— Records from a data source —
:::::
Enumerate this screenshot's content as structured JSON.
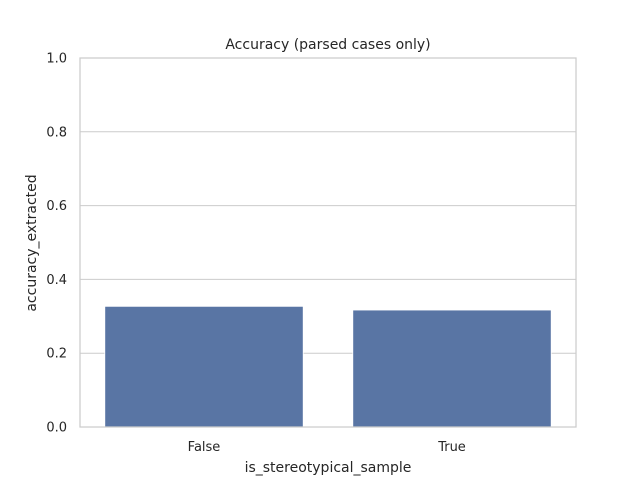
{
  "chart_data": {
    "type": "bar",
    "title": "Accuracy (parsed cases only)",
    "xlabel": "is_stereotypical_sample",
    "ylabel": "accuracy_extracted",
    "categories": [
      "False",
      "True"
    ],
    "values": [
      0.327,
      0.317
    ],
    "ylim": [
      0,
      1
    ],
    "yticks": [
      0.0,
      0.2,
      0.4,
      0.6,
      0.8,
      1.0
    ],
    "ytick_labels": [
      "0.0",
      "0.2",
      "0.4",
      "0.6",
      "0.8",
      "1.0"
    ],
    "grid": "y",
    "bar_color": "#5975a4",
    "legend": "none"
  }
}
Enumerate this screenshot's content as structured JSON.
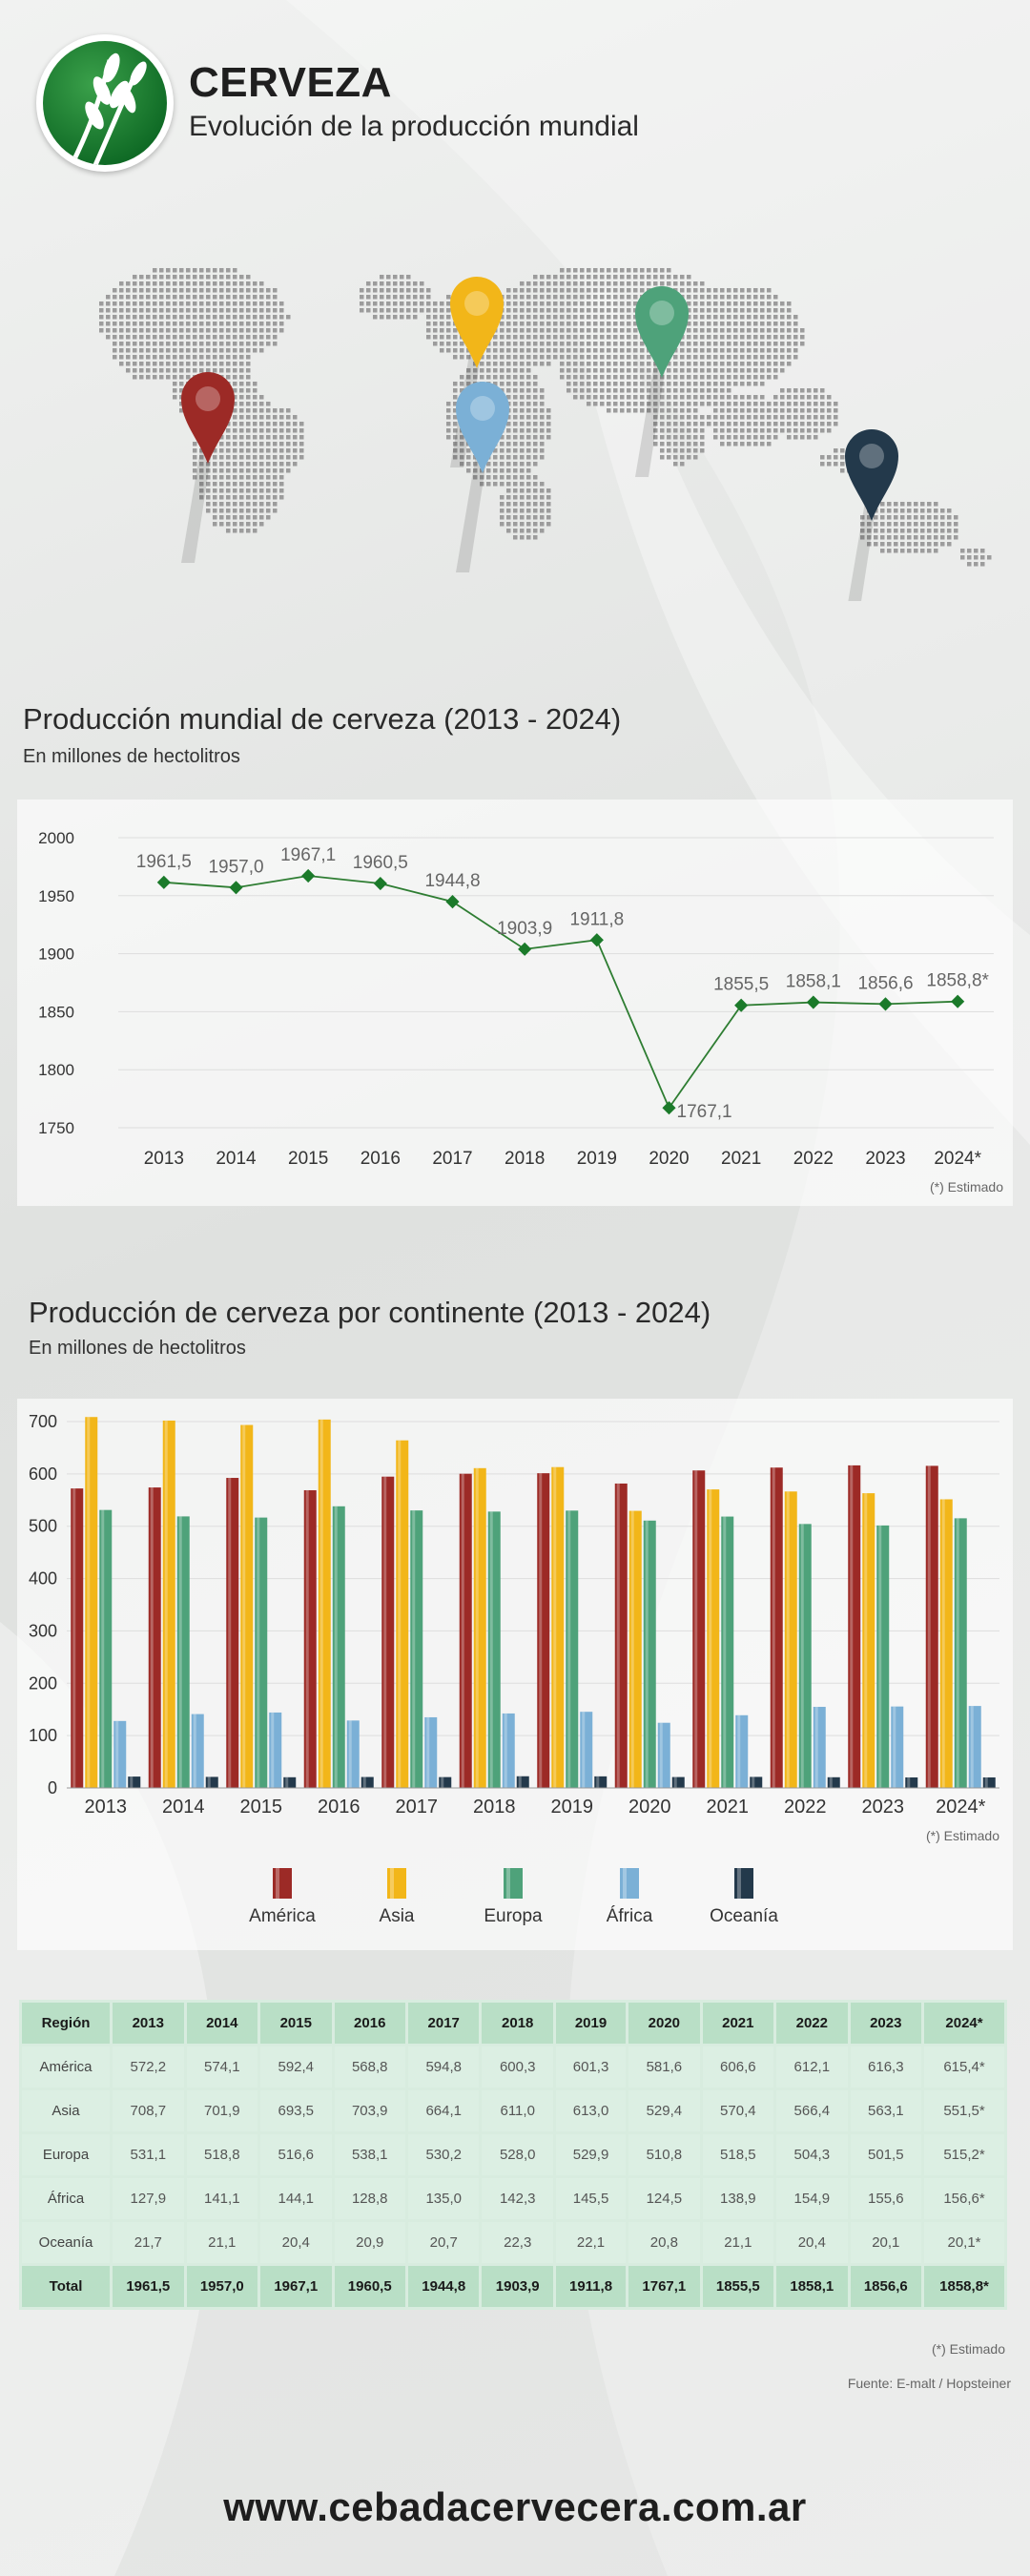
:::::
— Set exercise —
Write out the whole listing again, exactly, with no pictures.

— Task output —
Enumerate this screenshot's content as structured JSON.
{
  "chart_data": {
    "type": "bar",
    "title": "Accuracy (parsed cases only)",
    "xlabel": "is_stereotypical_sample",
    "ylabel": "accuracy_extracted",
    "categories": [
      "False",
      "True"
    ],
    "values": [
      0.327,
      0.317
    ],
    "ylim": [
      0,
      1
    ],
    "yticks": [
      0.0,
      0.2,
      0.4,
      0.6,
      0.8,
      1.0
    ],
    "ytick_labels": [
      "0.0",
      "0.2",
      "0.4",
      "0.6",
      "0.8",
      "1.0"
    ],
    "grid": "y",
    "bar_color": "#5975a4",
    "legend": "none"
  }
}
Enumerate this screenshot's content as structured JSON.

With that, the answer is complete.